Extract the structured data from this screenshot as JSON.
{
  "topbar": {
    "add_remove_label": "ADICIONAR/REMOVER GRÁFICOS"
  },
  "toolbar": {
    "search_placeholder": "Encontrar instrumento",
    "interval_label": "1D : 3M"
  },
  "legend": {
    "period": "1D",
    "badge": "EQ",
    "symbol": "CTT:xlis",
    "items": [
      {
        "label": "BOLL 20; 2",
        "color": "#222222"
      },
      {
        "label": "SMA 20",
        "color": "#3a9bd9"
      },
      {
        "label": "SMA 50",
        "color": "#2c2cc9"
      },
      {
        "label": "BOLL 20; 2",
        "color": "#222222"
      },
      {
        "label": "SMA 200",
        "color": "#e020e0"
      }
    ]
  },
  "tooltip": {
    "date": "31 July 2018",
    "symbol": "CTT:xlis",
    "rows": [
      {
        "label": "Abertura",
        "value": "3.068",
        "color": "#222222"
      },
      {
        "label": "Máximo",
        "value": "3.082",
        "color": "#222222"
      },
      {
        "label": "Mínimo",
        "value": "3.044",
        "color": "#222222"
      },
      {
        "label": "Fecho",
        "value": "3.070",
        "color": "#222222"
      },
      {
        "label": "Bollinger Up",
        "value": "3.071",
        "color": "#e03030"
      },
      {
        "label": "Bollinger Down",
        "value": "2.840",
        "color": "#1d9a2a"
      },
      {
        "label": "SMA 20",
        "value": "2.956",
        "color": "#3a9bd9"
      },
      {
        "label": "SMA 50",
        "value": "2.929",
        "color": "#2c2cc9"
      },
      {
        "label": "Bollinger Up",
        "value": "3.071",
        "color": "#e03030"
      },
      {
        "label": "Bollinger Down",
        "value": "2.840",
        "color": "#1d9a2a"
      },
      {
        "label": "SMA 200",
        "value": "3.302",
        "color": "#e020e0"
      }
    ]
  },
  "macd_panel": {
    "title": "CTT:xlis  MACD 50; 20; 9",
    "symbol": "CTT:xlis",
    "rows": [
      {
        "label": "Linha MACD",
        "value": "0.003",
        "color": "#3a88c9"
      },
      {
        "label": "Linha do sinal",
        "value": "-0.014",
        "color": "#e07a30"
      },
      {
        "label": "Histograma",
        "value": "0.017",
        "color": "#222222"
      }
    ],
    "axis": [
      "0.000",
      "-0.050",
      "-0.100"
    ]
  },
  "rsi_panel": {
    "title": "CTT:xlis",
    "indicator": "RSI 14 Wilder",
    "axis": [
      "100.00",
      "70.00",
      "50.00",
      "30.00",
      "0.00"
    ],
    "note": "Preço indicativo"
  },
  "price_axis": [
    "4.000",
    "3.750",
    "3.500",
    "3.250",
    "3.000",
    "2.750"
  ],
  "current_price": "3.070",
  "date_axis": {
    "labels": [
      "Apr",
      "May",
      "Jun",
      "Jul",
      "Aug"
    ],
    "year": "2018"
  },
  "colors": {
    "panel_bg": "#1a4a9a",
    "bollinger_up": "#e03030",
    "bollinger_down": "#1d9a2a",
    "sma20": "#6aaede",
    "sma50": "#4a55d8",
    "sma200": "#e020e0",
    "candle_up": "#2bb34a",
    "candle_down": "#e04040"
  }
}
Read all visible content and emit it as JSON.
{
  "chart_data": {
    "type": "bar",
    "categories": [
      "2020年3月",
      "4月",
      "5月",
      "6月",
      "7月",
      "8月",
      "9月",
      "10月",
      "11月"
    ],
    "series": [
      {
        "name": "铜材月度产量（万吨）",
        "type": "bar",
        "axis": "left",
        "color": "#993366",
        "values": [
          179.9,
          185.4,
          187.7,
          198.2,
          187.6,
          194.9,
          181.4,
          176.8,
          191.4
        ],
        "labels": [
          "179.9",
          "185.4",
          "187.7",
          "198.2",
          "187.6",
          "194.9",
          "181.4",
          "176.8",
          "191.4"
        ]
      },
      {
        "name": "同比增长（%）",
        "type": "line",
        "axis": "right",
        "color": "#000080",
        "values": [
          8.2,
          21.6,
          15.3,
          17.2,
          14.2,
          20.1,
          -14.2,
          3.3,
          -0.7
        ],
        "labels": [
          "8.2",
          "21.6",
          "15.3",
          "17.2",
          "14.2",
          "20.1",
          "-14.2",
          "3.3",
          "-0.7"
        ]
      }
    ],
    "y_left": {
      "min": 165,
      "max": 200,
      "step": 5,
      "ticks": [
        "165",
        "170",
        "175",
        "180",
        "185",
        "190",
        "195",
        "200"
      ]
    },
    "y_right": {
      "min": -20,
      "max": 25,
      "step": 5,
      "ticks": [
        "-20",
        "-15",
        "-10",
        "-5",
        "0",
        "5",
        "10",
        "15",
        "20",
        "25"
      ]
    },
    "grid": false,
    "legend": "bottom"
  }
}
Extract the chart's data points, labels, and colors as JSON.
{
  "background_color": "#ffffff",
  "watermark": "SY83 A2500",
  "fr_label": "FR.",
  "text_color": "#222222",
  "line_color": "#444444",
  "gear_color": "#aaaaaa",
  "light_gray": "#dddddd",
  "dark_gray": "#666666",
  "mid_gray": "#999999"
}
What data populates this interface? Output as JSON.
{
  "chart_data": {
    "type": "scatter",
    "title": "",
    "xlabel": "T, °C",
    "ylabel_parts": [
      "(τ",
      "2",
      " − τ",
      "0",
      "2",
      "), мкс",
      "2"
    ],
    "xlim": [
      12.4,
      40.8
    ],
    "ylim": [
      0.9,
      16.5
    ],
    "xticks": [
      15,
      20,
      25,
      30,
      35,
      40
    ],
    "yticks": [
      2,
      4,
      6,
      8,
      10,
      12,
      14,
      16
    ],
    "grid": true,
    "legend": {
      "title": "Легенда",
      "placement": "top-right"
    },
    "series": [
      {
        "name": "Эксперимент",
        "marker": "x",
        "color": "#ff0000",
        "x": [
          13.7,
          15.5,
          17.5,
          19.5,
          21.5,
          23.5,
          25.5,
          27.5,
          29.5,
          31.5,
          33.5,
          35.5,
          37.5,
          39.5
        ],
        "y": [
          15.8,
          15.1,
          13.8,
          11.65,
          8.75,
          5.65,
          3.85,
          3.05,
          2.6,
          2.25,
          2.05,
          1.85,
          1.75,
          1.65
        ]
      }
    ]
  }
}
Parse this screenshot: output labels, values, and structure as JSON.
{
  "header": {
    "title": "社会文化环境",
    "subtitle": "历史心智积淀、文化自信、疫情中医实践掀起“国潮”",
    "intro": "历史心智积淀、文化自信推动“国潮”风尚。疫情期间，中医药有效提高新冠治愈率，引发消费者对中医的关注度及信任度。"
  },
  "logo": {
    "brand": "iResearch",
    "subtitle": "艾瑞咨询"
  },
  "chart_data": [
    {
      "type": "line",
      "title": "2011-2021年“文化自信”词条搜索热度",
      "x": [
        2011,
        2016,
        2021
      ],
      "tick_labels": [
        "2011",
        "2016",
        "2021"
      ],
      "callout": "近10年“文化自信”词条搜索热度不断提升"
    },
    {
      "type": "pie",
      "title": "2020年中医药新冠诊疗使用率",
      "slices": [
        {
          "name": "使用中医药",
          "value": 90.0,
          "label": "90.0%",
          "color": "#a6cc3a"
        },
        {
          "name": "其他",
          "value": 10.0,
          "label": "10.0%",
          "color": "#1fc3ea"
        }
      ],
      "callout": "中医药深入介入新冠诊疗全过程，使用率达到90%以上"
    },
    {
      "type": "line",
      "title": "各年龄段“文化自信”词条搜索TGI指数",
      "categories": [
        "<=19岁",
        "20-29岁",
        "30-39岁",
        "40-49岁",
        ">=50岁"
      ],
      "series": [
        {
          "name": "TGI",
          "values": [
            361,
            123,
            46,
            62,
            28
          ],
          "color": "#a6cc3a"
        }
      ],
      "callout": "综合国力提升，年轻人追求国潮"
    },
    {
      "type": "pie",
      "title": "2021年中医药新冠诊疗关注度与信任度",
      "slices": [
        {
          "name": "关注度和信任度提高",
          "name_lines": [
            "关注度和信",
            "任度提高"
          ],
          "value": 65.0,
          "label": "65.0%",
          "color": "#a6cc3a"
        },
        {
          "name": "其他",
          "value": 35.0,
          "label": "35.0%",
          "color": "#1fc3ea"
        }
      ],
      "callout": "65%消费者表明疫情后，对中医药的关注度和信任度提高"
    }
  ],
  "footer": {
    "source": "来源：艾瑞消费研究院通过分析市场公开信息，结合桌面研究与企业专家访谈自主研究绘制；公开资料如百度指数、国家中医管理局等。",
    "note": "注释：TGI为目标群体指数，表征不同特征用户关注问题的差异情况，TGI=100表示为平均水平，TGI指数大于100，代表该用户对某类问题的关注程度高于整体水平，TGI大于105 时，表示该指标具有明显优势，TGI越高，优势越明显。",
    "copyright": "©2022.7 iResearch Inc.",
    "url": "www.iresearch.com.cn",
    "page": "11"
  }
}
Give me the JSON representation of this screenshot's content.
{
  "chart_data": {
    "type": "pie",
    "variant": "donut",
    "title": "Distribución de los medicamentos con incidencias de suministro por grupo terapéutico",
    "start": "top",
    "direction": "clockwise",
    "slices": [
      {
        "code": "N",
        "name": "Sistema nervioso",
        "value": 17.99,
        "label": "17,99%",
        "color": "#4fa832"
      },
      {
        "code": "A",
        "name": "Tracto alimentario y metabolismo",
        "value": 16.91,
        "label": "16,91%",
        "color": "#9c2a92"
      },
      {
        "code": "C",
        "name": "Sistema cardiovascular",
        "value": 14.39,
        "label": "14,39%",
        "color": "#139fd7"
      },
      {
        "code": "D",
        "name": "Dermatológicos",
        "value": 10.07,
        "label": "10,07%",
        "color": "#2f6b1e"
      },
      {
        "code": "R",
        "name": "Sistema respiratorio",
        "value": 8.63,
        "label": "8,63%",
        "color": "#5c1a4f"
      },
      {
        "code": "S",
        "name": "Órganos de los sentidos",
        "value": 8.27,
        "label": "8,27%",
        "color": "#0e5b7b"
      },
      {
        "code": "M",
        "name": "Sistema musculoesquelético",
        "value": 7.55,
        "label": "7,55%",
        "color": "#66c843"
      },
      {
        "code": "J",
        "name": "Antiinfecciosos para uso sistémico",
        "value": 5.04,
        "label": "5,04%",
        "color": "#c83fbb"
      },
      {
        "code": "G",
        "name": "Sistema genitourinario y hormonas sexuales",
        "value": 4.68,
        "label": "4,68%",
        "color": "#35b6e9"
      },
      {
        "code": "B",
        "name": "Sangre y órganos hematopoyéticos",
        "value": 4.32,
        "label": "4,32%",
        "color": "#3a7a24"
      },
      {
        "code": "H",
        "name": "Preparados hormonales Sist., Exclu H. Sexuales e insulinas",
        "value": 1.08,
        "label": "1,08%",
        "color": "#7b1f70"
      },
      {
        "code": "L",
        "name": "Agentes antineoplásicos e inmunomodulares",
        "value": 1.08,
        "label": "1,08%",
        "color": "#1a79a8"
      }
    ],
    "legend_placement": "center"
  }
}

▸ The task: Give the number of lines in the records above that contain the word "Extract". Reply with that number alone.

▸ Answer to this task: 2